[Opening Excerpted passage section]

Doubtless this is my sleeping brain messing with me, but I seem to have had a dream that Harry would go on some sort of training course/vision quest in which his patronis would instruct him to cast the killing curse. Except this is somewhere in Hogwarts (probably the second floor?), and he figures based on the angle of the curse that it's going to hit the great hall... so he runs down in time to see it hit Neville. But on the way to DUmbledore's office with Neville's body, he casts "Accio Neville's Soul", then does something with Patronis 2.0 and... (read more)

Does Bellatrix have a horcrux backup, and if not, why not? You'd think that if Voldemort thought enough of her importance to remove her from Azkaban, he'd have made sure to back her up beforehand?

[Closing Excerpted passage section]
[Opening Supplied entries section]

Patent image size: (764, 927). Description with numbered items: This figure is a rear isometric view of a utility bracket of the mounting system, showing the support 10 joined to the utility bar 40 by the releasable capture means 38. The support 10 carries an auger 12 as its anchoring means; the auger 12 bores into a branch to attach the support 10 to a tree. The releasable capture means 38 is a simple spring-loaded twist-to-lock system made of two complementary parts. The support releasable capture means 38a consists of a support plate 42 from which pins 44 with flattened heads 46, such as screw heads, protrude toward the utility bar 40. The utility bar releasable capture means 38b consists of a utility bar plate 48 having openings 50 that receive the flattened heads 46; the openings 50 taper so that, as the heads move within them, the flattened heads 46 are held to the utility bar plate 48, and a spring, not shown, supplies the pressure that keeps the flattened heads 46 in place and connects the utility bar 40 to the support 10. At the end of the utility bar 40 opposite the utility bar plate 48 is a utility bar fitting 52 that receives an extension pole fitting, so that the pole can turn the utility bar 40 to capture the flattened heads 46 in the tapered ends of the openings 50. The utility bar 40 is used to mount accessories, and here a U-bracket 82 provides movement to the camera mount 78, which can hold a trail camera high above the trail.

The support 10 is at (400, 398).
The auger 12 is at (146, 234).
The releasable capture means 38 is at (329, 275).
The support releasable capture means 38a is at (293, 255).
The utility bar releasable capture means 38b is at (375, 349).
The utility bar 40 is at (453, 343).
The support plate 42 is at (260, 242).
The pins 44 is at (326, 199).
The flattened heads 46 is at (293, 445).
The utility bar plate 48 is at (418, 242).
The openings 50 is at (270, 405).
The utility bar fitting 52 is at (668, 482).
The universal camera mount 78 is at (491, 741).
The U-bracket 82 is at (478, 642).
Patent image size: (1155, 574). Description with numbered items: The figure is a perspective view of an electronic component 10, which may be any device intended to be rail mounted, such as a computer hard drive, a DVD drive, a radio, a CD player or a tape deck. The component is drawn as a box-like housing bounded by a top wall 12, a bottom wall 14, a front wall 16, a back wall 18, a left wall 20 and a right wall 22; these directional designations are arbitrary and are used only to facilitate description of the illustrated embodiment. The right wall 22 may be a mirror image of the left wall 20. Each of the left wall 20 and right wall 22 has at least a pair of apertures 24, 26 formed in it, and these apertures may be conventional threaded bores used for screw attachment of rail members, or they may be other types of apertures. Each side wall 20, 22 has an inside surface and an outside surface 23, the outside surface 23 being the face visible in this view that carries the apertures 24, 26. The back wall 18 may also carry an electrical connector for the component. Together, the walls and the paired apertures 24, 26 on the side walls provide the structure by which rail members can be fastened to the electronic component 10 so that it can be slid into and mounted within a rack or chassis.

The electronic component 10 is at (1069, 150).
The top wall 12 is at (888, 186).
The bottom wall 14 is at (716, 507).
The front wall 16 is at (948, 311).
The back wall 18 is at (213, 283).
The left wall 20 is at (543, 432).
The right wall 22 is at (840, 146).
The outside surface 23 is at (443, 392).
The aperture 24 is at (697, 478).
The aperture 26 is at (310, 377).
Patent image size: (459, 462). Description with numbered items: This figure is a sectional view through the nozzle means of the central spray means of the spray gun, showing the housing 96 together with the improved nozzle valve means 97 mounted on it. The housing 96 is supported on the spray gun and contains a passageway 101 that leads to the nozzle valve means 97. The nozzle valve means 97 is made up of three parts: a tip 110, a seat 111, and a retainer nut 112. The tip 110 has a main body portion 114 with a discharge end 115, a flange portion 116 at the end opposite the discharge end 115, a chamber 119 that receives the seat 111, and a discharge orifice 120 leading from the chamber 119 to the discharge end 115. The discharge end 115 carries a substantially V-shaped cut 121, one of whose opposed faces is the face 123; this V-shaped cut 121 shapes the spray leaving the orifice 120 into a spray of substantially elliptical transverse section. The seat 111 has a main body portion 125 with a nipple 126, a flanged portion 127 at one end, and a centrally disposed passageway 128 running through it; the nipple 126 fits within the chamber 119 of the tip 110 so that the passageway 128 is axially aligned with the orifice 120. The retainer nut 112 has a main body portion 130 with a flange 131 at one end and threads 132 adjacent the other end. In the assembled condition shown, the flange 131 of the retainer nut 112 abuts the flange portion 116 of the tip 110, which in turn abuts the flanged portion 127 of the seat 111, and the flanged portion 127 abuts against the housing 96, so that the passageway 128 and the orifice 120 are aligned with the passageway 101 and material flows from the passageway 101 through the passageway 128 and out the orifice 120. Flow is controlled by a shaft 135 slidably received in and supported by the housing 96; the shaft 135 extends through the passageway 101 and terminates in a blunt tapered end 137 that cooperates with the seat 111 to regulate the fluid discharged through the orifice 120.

[Closing Supplied entries section]

# [Task description]
Resume the Harry Potter discussion after its last sentence. This material comes from a separate source, unrelated to the text.

# [Result of the exercise]
Evil Overlord List, revised edition:

After discovering the secret to immortality, I will not share it with the world's third most powerful wizard (or so), no matter how certain I am of her loyalty to me, or of her ability to keep secrets. The worst case scenario then is having to train up a new powerful lieutenant, rather than having to kill an immortal ex-lieutenant or trying to contain the secret once it's out.

If Bellatrix was that important, Voldemort could have just ensured she wasn't sent to Azkaban to avoid the problems Velorien points out. More likely, the importance only came later and Voldemort decided on a quick ret-con.
her flesh is what's important-for the revival ritual (IF that's why quirrelmort broke her out, which is quite likely.). she doesn't have a servant of her own to revive her with, so getting her a horcrux would be of no use.

Early in the fic, Draco tells Harry that you can't apparate to somewhere you have never been. This would suggest that Quirrell's Pioneer Horcrux is unreachable to anyone but himself. But, if Harry has something of Voldemort in him, "Harry" has technically been on the Pioneer probe, so he should be able to apparate to it.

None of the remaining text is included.